Task directions: The records below are to be copied word for word, with every picture left out.
-=-=-
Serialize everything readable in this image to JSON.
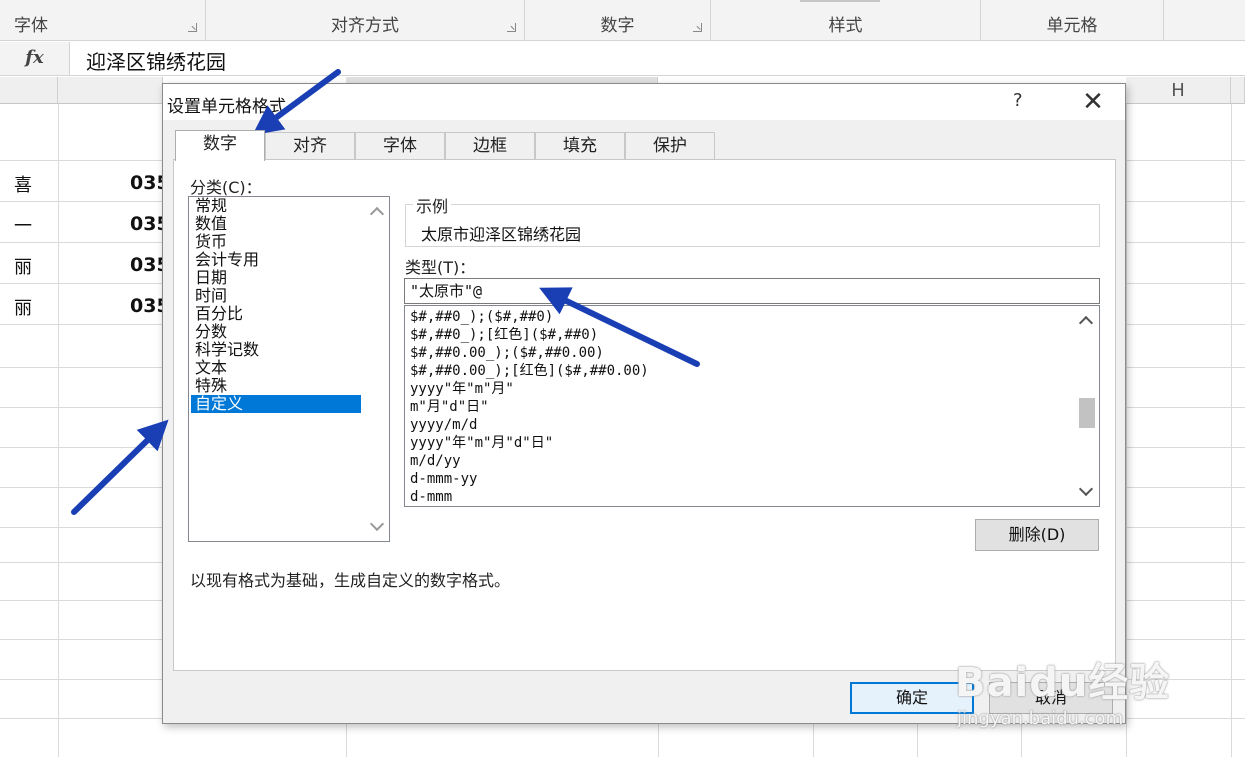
{
  "ribbon": {
    "groups": [
      "字体",
      "对齐方式",
      "数字",
      "样式",
      "单元格"
    ]
  },
  "formula_bar": {
    "fx_label": "fx",
    "content": "迎泽区锦绣花园"
  },
  "sheet": {
    "column_headers": [
      "H"
    ],
    "col_a": [
      "喜",
      "一",
      "丽",
      "丽"
    ],
    "col_b": [
      "035",
      "035",
      "035",
      "035"
    ]
  },
  "dialog": {
    "title": "设置单元格格式",
    "help": "?",
    "close": "✕",
    "tabs": [
      "数字",
      "对齐",
      "字体",
      "边框",
      "填充",
      "保护"
    ],
    "category_label": "分类(C)：",
    "categories": [
      "常规",
      "数值",
      "货币",
      "会计专用",
      "日期",
      "时间",
      "百分比",
      "分数",
      "科学记数",
      "文本",
      "特殊",
      "自定义"
    ],
    "selected_category": "自定义",
    "sample_label": "示例",
    "sample_value": "太原市迎泽区锦绣花园",
    "type_label": "类型(T)：",
    "type_value": "\"太原市\"@",
    "format_list": [
      "$#,##0_);($#,##0)",
      "$#,##0_);[红色]($#,##0)",
      "$#,##0.00_);($#,##0.00)",
      "$#,##0.00_);[红色]($#,##0.00)",
      "yyyy\"年\"m\"月\"",
      "m\"月\"d\"日\"",
      "yyyy/m/d",
      "yyyy\"年\"m\"月\"d\"日\"",
      "m/d/yy",
      "d-mmm-yy",
      "d-mmm"
    ],
    "delete_button": "删除(D)",
    "description": "以现有格式为基础，生成自定义的数字格式。",
    "ok_button": "确定",
    "cancel_button": "取消"
  },
  "watermark": {
    "brand": "Baidu经验",
    "url": "jingyan.baidu.com"
  },
  "colors": {
    "annotation_arrow": "#1a3fb5",
    "selection": "#0078d7"
  }
}
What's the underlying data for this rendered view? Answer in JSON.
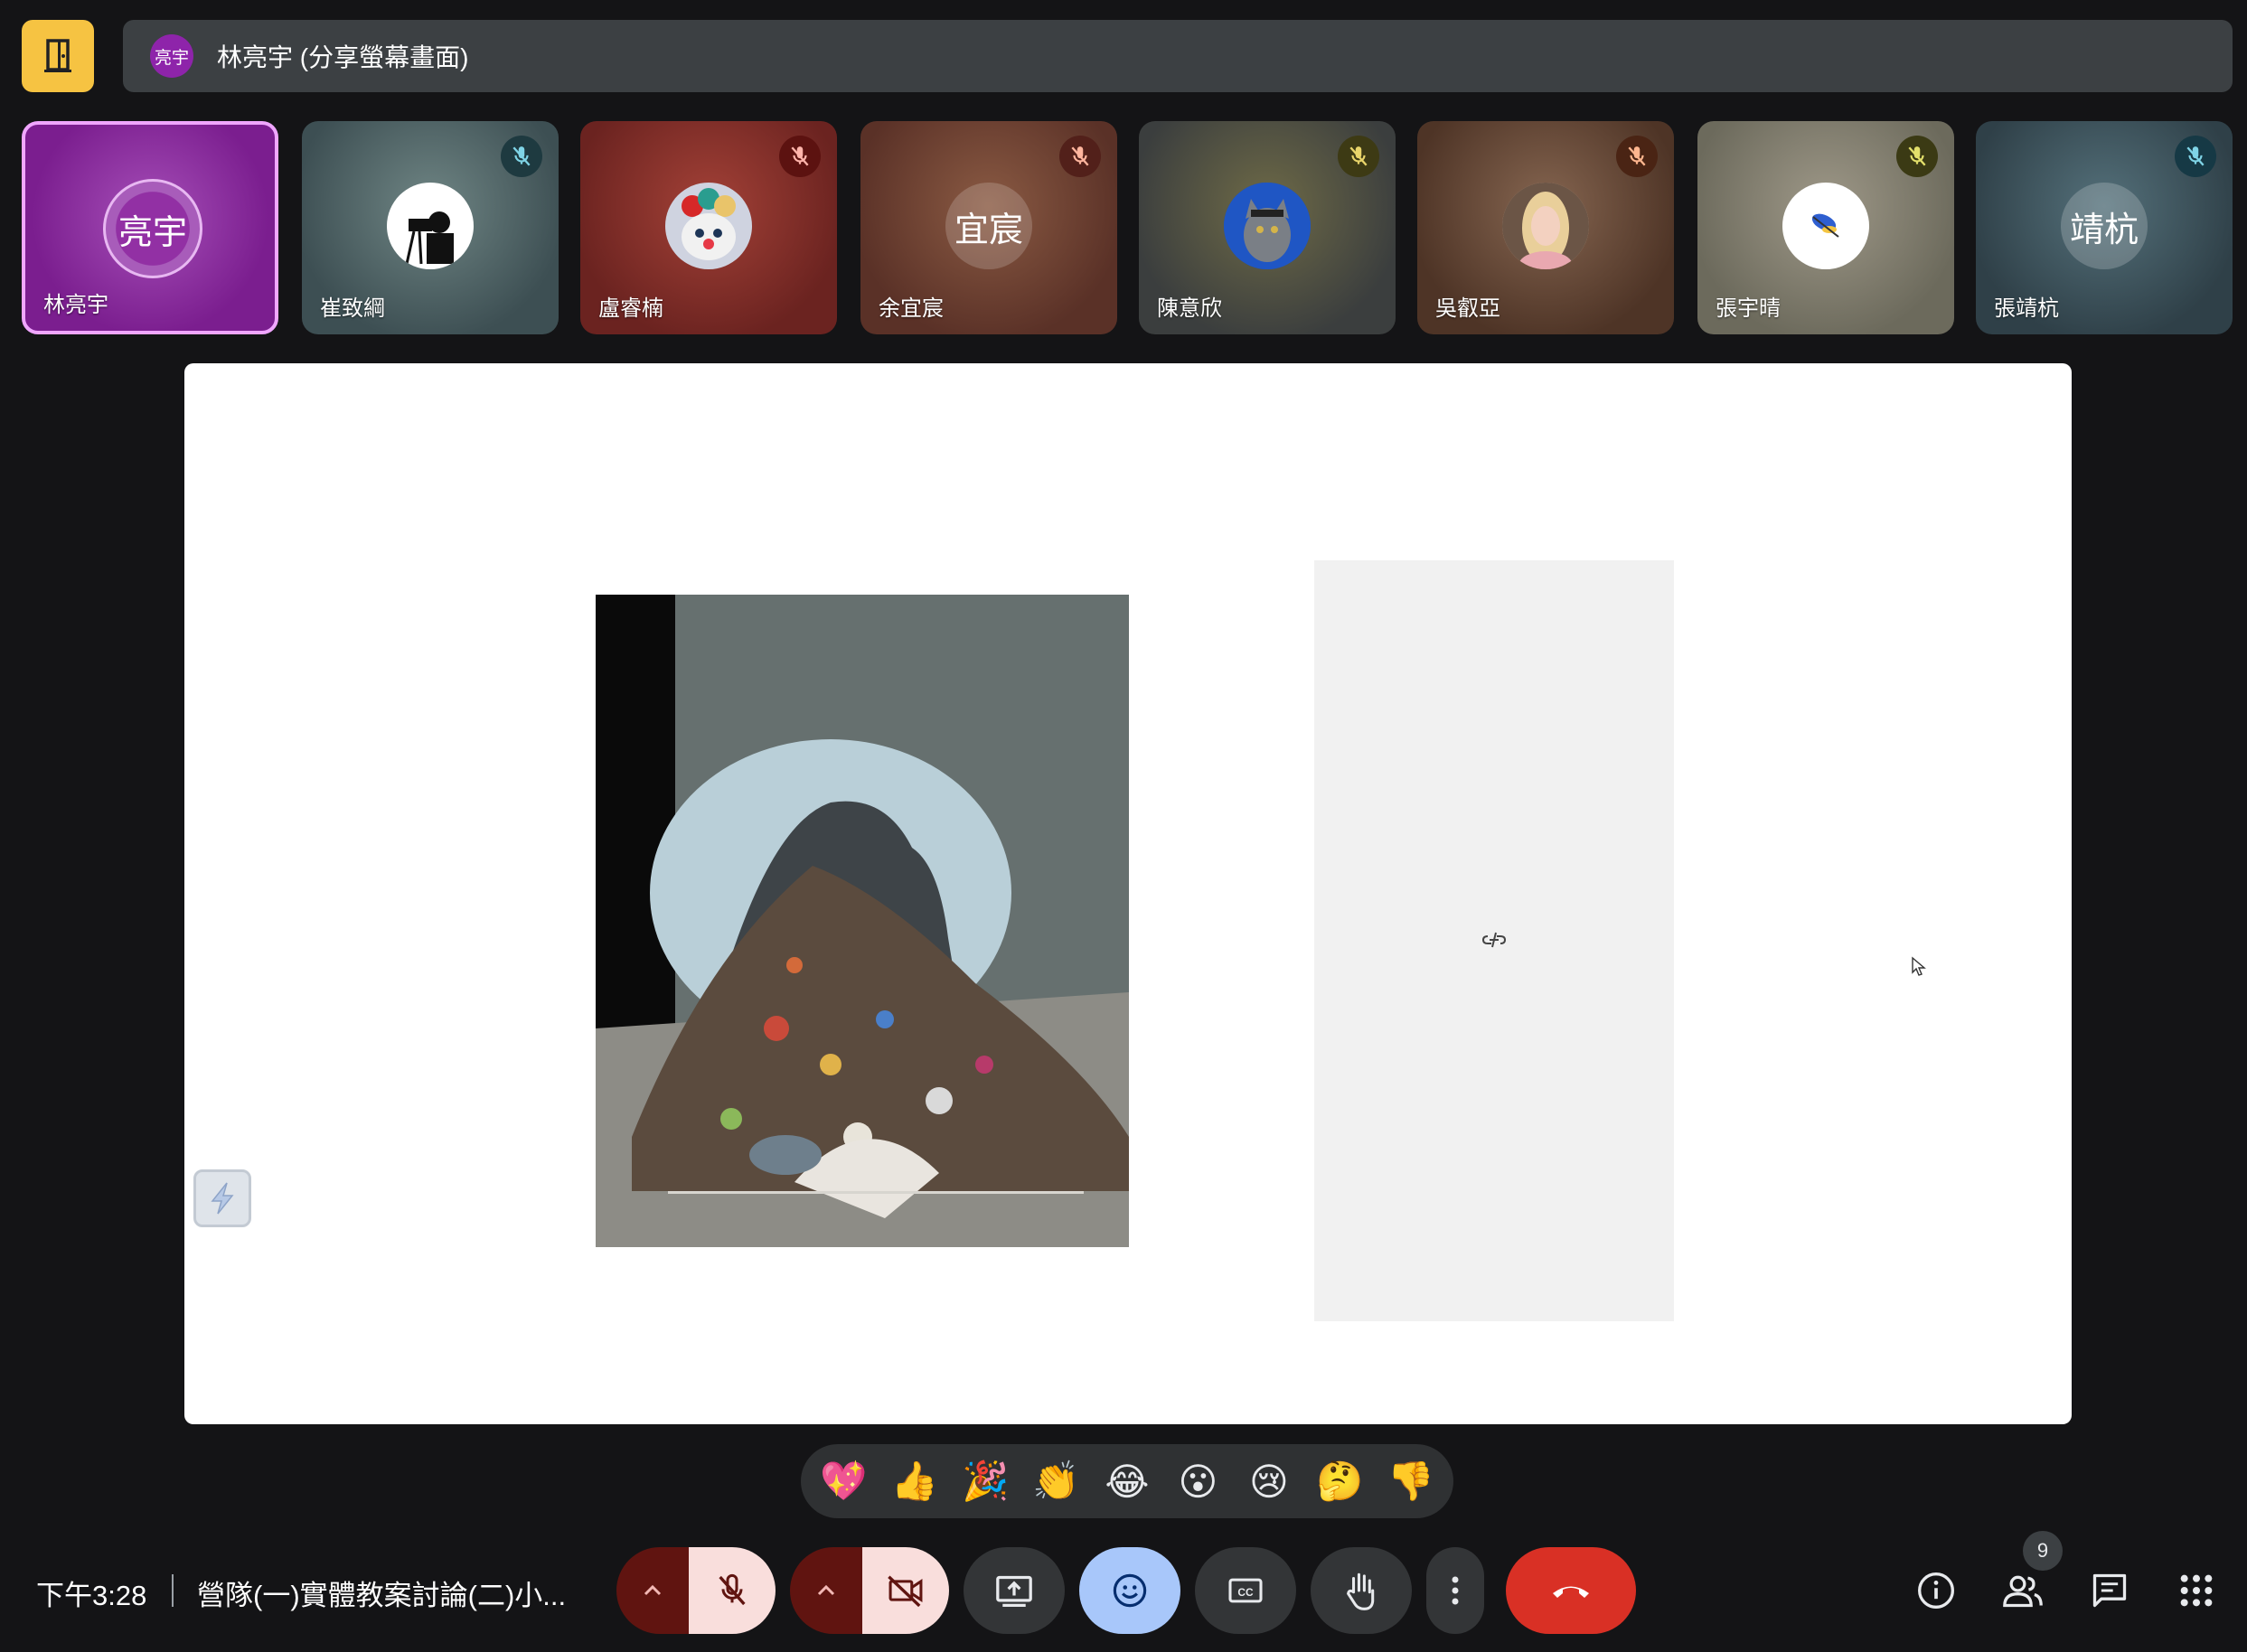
{
  "header": {
    "presenter_avatar": "亮宇",
    "title": "林亮宇 (分享螢幕畫面)",
    "door_icon": "door-exit-icon"
  },
  "participants": [
    {
      "name": "林亮宇",
      "initials": "亮宇",
      "active": true
    },
    {
      "name": "崔致綱",
      "muted": true
    },
    {
      "name": "盧睿楠",
      "muted": true
    },
    {
      "name": "余宜宸",
      "initials": "宜宸",
      "muted": true
    },
    {
      "name": "陳意欣",
      "muted": true
    },
    {
      "name": "吳叡亞",
      "muted": true
    },
    {
      "name": "張宇晴",
      "muted": true
    },
    {
      "name": "張靖杭",
      "initials": "靖杭",
      "muted": true
    }
  ],
  "reactions": [
    "💖",
    "👍",
    "🎉",
    "👏",
    "😂",
    "😮",
    "😢",
    "🤔",
    "👎"
  ],
  "footer": {
    "time": "下午3:28",
    "meeting_name": "營隊(一)實體教案討論(二)小...",
    "participant_count": "9"
  },
  "colors": {
    "accent_yellow": "#f6c342",
    "end_call_red": "#d93025",
    "active_tile": "#9c27b0",
    "reaction_active": "#a8c7fa"
  }
}
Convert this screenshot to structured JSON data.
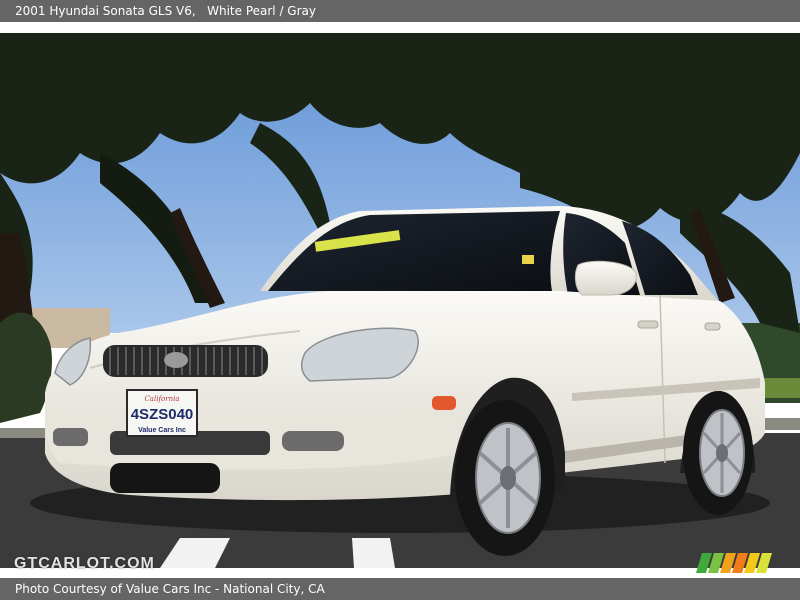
{
  "header": {
    "title": "2001 Hyundai Sonata GLS V6,   White Pearl / Gray"
  },
  "photo": {
    "plate_text": "4SZS040",
    "plate_frame_text": "Value Cars Inc",
    "plate_state_text": "California"
  },
  "watermark": {
    "text": "GTCARLOT.COM"
  },
  "footer": {
    "credit": "Photo Courtesy of Value Cars Inc - National City, CA"
  },
  "colors": {
    "bar": "#656565",
    "sky": "#6f9fd8",
    "car": "#f2f0ea",
    "asphalt": "#3b3b3b"
  },
  "icons": {
    "logo": "stripes-logo-icon"
  }
}
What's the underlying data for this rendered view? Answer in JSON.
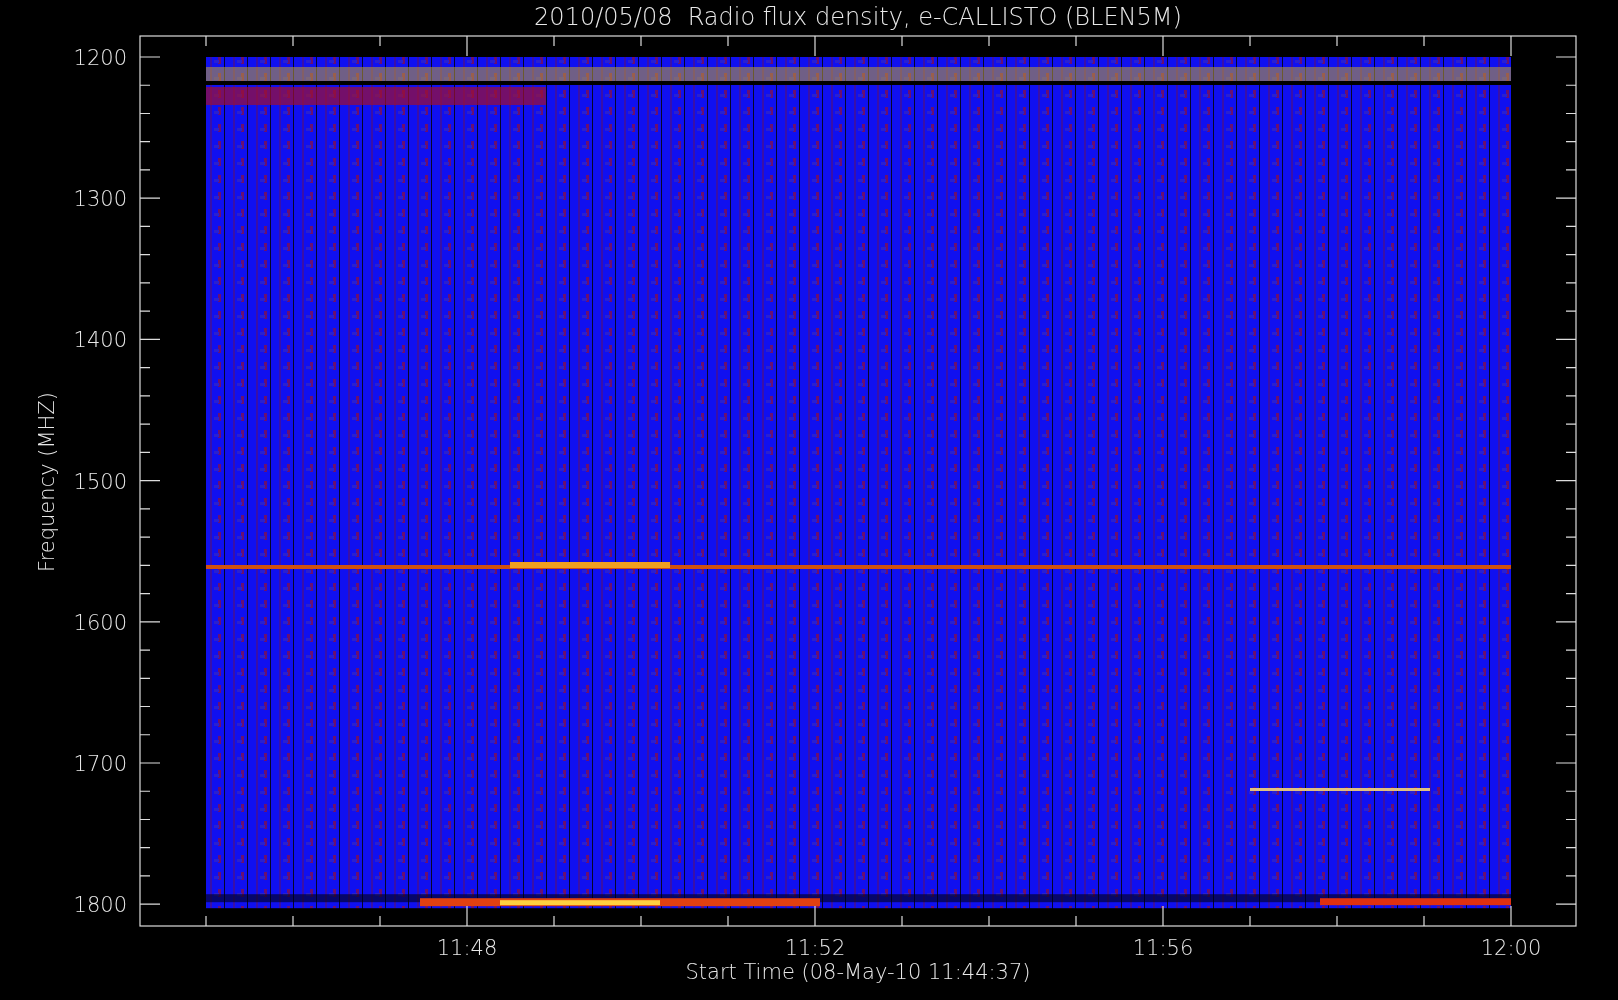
{
  "title": "2010/05/08  Radio flux density, e-CALLISTO (BLEN5M)",
  "y_axis": {
    "label": "Frequency (MHZ)",
    "ticks": [
      "1200",
      "1300",
      "1400",
      "1500",
      "1600",
      "1700",
      "1800"
    ]
  },
  "x_axis": {
    "label": "Start Time (08-May-10 11:44:37)",
    "ticks": [
      "11:48",
      "11:52",
      "11:56",
      "12:00"
    ]
  }
}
-=-=-
Task answer:
Serialize everything readable in this image to JSON.
{
  "ribbon": {
    "groups": [
      "字体",
      "对齐方式",
      "数字",
      "样式",
      "单元格"
    ]
  },
  "formula_bar": {
    "fx_label": "fx",
    "content": "迎泽区锦绣花园"
  },
  "sheet": {
    "column_headers": [
      "H"
    ],
    "col_a": [
      "喜",
      "一",
      "丽",
      "丽"
    ],
    "col_b": [
      "035",
      "035",
      "035",
      "035"
    ]
  },
  "dialog": {
    "title": "设置单元格格式",
    "help": "?",
    "close": "✕",
    "tabs": [
      "数字",
      "对齐",
      "字体",
      "边框",
      "填充",
      "保护"
    ],
    "category_label": "分类(C)：",
    "categories": [
      "常规",
      "数值",
      "货币",
      "会计专用",
      "日期",
      "时间",
      "百分比",
      "分数",
      "科学记数",
      "文本",
      "特殊",
      "自定义"
    ],
    "selected_category": "自定义",
    "sample_label": "示例",
    "sample_value": "太原市迎泽区锦绣花园",
    "type_label": "类型(T)：",
    "type_value": "\"太原市\"@",
    "format_list": [
      "$#,##0_);($#,##0)",
      "$#,##0_);[红色]($#,##0)",
      "$#,##0.00_);($#,##0.00)",
      "$#,##0.00_);[红色]($#,##0.00)",
      "yyyy\"年\"m\"月\"",
      "m\"月\"d\"日\"",
      "yyyy/m/d",
      "yyyy\"年\"m\"月\"d\"日\"",
      "m/d/yy",
      "d-mmm-yy",
      "d-mmm"
    ],
    "delete_button": "删除(D)",
    "description": "以现有格式为基础，生成自定义的数字格式。",
    "ok_button": "确定",
    "cancel_button": "取消"
  },
  "watermark": {
    "brand": "Baidu经验",
    "url": "jingyan.baidu.com"
  },
  "colors": {
    "annotation_arrow": "#1a3fb5",
    "selection": "#0078d7"
  }
}
What's the underlying data for this rendered view? Answer in JSON.
{
  "header": {
    "presenter_avatar": "亮宇",
    "title": "林亮宇 (分享螢幕畫面)",
    "door_icon": "door-exit-icon"
  },
  "participants": [
    {
      "name": "林亮宇",
      "initials": "亮宇",
      "active": true
    },
    {
      "name": "崔致綱",
      "muted": true
    },
    {
      "name": "盧睿楠",
      "muted": true
    },
    {
      "name": "余宜宸",
      "initials": "宜宸",
      "muted": true
    },
    {
      "name": "陳意欣",
      "muted": true
    },
    {
      "name": "吳叡亞",
      "muted": true
    },
    {
      "name": "張宇晴",
      "muted": true
    },
    {
      "name": "張靖杭",
      "initials": "靖杭",
      "muted": true
    }
  ],
  "reactions": [
    "💖",
    "👍",
    "🎉",
    "👏",
    "😂",
    "😮",
    "😢",
    "🤔",
    "👎"
  ],
  "footer": {
    "time": "下午3:28",
    "meeting_name": "營隊(一)實體教案討論(二)小...",
    "participant_count": "9"
  },
  "colors": {
    "accent_yellow": "#f6c342",
    "end_call_red": "#d93025",
    "active_tile": "#9c27b0",
    "reaction_active": "#a8c7fa"
  }
}
Convert this screenshot to structured JSON data.
{
  "header": {
    "title": "2001 Hyundai Sonata GLS V6,   White Pearl / Gray"
  },
  "photo": {
    "plate_text": "4SZS040",
    "plate_frame_text": "Value Cars Inc",
    "plate_state_text": "California"
  },
  "watermark": {
    "text": "GTCARLOT.COM"
  },
  "footer": {
    "credit": "Photo Courtesy of Value Cars Inc - National City, CA"
  },
  "colors": {
    "bar": "#656565",
    "sky": "#6f9fd8",
    "car": "#f2f0ea",
    "asphalt": "#3b3b3b"
  },
  "icons": {
    "logo": "stripes-logo-icon"
  }
}
What's the underlying data for this rendered view? Answer in JSON.
{
  "title": "2010/05/08  Radio flux density, e-CALLISTO (BLEN5M)",
  "y_axis": {
    "label": "Frequency (MHZ)",
    "ticks": [
      "1200",
      "1300",
      "1400",
      "1500",
      "1600",
      "1700",
      "1800"
    ]
  },
  "x_axis": {
    "label": "Start Time (08-May-10 11:44:37)",
    "ticks": [
      "11:48",
      "11:52",
      "11:56",
      "12:00"
    ]
  }
}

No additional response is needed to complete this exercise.